### Given problem
Transcribe all of the records word for word, but omit the pictures.

**** Data lines ****

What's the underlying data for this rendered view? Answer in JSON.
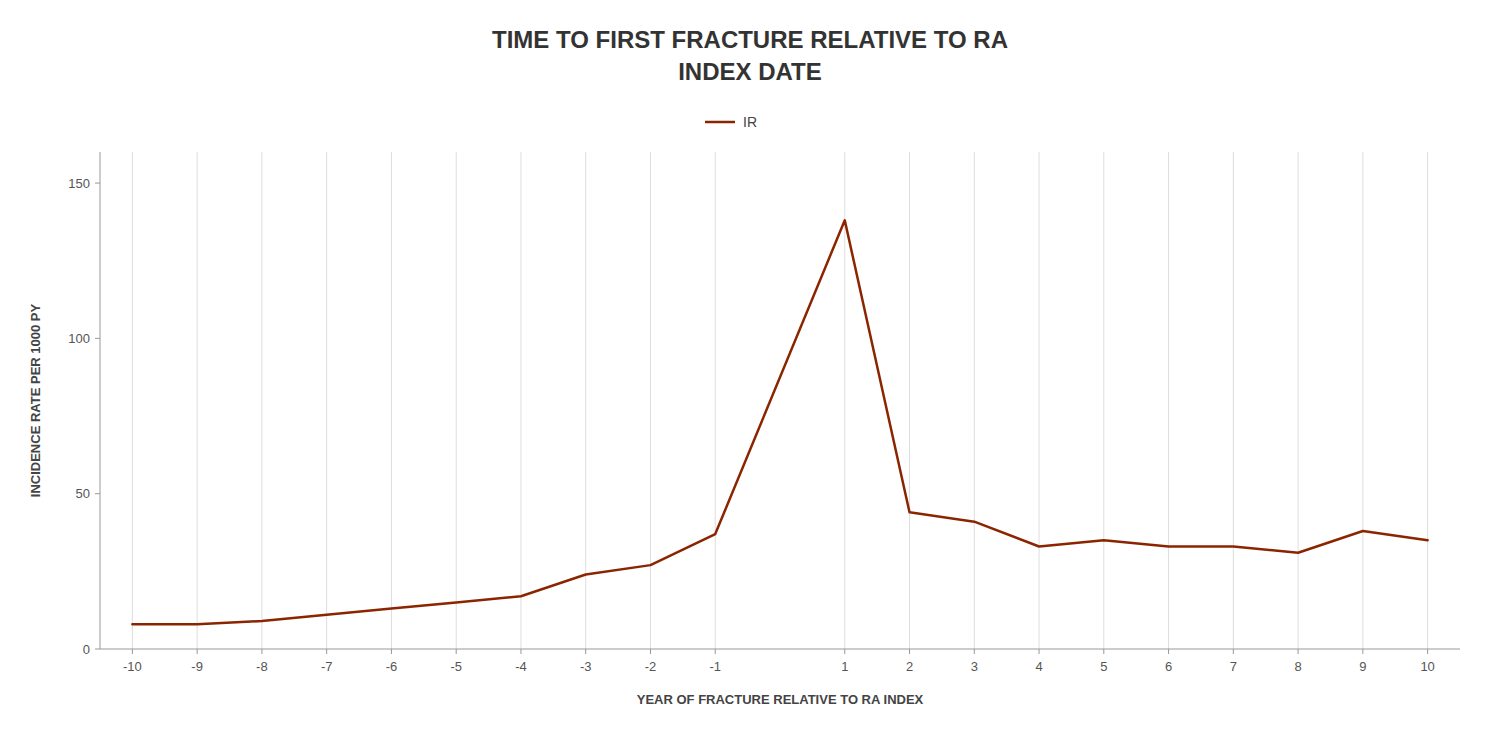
{
  "chart_data": {
    "type": "line",
    "title": "TIME TO FIRST FRACTURE RELATIVE TO RA\nINDEX DATE",
    "x_label": "YEAR OF FRACTURE RELATIVE TO RA INDEX",
    "y_label": "INCIDENCE RATE PER 1000 PY",
    "x": [
      -10,
      -9,
      -8,
      -7,
      -6,
      -5,
      -4,
      -3,
      -2,
      -1,
      1,
      2,
      3,
      4,
      5,
      6,
      7,
      8,
      9,
      10
    ],
    "series": [
      {
        "name": "IR",
        "color": "#8B2500",
        "values": [
          8,
          8,
          9,
          11,
          13,
          15,
          17,
          24,
          27,
          37,
          138,
          44,
          41,
          33,
          35,
          33,
          33,
          31,
          38,
          35
        ]
      }
    ],
    "xlim": [
      -10.5,
      10.5
    ],
    "xticks": [
      -10,
      -9,
      -8,
      -7,
      -6,
      -5,
      -4,
      -3,
      -2,
      -1,
      1,
      2,
      3,
      4,
      5,
      6,
      7,
      8,
      9,
      10
    ],
    "ylim": [
      0,
      160
    ],
    "yticks": [
      0,
      50,
      100,
      150
    ],
    "grid": "x",
    "legend": "top"
  }
}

****

### Reply
What's the underlying data for this rendered view? Answer in JSON.
{
  "chart_data": {
    "type": "line",
    "title": "TIME TO FIRST FRACTURE RELATIVE TO RA\nINDEX DATE",
    "x_label": "YEAR OF FRACTURE RELATIVE TO RA INDEX",
    "y_label": "INCIDENCE RATE PER 1000 PY",
    "x": [
      -10,
      -9,
      -8,
      -7,
      -6,
      -5,
      -4,
      -3,
      -2,
      -1,
      1,
      2,
      3,
      4,
      5,
      6,
      7,
      8,
      9,
      10
    ],
    "series": [
      {
        "name": "IR",
        "color": "#8B2500",
        "values": [
          8,
          8,
          9,
          11,
          13,
          15,
          17,
          24,
          27,
          37,
          138,
          44,
          41,
          33,
          35,
          33,
          33,
          31,
          38,
          35
        ]
      }
    ],
    "xlim": [
      -10.5,
      10.5
    ],
    "xticks": [
      -10,
      -9,
      -8,
      -7,
      -6,
      -5,
      -4,
      -3,
      -2,
      -1,
      1,
      2,
      3,
      4,
      5,
      6,
      7,
      8,
      9,
      10
    ],
    "ylim": [
      0,
      160
    ],
    "yticks": [
      0,
      50,
      100,
      150
    ],
    "grid": "x",
    "legend": "top"
  }
}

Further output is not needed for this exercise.